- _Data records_
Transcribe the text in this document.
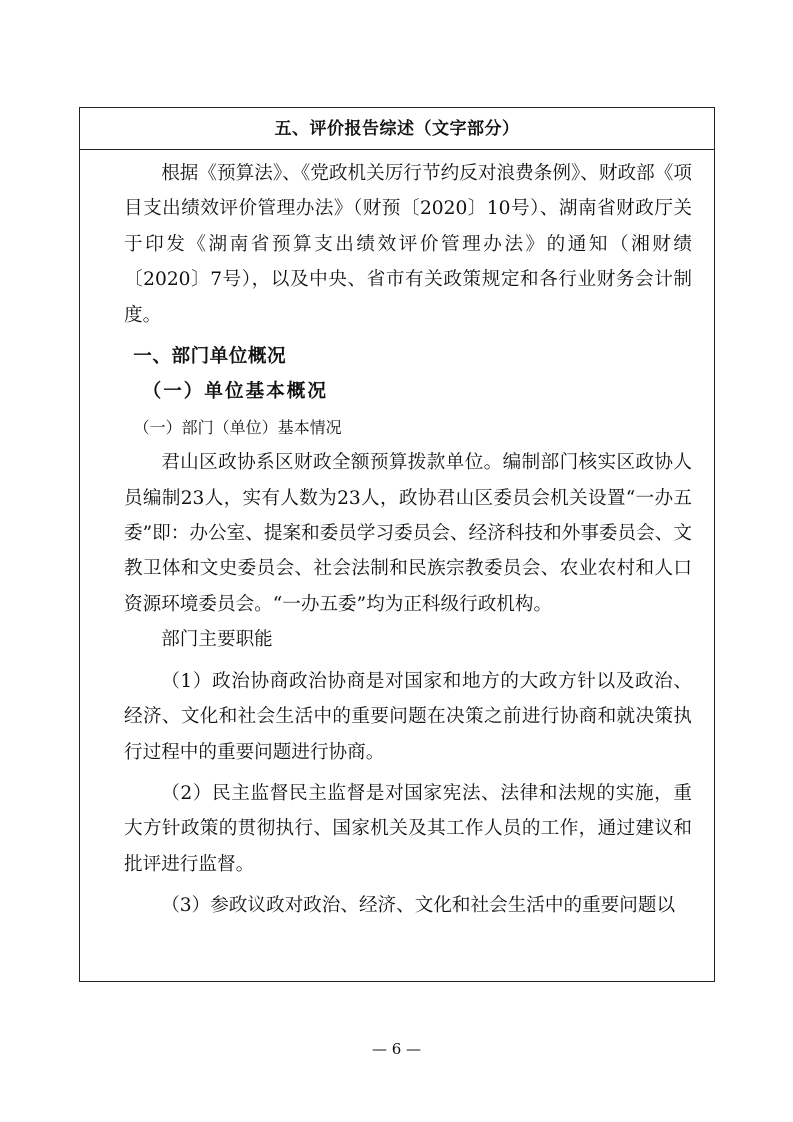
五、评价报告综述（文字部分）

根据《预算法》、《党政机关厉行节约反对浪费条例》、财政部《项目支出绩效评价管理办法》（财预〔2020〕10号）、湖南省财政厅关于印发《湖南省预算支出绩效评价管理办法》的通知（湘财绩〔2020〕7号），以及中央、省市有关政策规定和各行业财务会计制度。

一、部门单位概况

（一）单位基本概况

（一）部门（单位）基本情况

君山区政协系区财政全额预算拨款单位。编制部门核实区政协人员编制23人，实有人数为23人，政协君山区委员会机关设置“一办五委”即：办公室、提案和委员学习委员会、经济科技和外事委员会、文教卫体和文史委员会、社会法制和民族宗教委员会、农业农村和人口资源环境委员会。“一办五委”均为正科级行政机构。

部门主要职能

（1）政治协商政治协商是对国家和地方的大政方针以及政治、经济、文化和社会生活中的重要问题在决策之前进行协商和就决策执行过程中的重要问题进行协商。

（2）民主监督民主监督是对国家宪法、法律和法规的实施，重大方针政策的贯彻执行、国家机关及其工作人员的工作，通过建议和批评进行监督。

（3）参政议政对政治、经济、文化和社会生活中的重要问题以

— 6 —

--

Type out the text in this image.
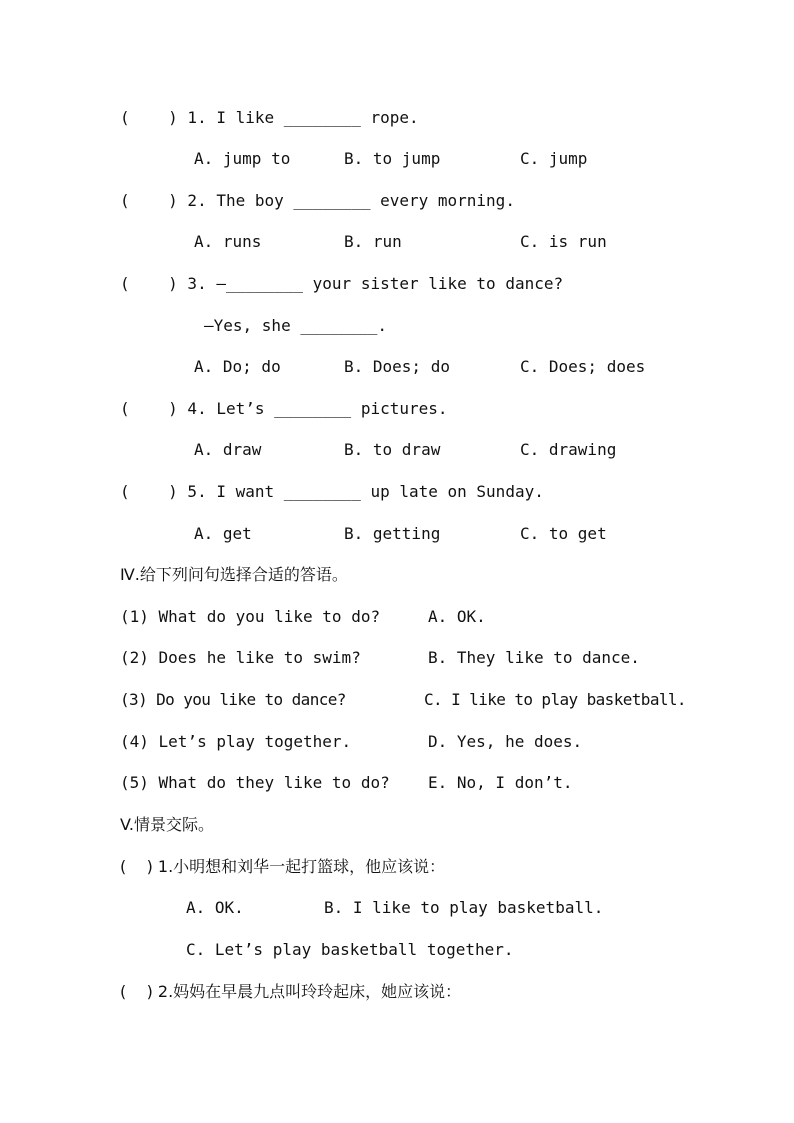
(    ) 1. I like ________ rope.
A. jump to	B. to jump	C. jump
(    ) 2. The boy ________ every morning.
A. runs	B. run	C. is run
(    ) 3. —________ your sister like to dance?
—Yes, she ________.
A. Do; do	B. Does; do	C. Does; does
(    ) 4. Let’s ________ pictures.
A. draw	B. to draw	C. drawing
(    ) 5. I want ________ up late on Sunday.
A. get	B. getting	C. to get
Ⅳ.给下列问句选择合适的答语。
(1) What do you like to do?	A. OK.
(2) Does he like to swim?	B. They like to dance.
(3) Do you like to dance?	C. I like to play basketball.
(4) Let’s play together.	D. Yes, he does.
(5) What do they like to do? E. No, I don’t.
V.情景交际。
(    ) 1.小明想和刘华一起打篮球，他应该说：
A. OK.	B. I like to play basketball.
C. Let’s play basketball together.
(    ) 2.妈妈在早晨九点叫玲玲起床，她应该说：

...

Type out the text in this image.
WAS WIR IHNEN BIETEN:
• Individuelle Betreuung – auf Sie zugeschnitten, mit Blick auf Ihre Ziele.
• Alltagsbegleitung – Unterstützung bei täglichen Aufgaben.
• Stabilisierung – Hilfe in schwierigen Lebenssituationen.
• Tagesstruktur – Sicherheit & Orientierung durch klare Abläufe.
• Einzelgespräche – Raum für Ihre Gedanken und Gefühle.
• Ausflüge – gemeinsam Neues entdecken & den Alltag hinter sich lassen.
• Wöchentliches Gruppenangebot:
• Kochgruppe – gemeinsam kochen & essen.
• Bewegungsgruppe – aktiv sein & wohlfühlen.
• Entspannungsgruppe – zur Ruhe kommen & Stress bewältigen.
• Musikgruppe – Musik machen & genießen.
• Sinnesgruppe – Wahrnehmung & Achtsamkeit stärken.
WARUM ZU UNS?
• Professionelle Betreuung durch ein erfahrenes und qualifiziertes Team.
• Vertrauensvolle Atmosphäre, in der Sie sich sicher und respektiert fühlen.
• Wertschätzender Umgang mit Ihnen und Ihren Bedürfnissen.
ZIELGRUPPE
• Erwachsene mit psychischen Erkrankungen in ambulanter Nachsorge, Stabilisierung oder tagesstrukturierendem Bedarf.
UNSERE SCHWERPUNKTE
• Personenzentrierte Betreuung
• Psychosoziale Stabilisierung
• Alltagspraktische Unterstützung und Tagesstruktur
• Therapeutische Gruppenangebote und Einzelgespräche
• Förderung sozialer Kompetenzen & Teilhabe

- _Task instructions_
All lines in the data that contain the word "dance" should be copied.

- _Full solution_
(    ) 3. —________ your sister like to dance?
(2) Does he like to swim?	B. They like to dance.
(3) Do you like to dance?	C. I like to play basketball.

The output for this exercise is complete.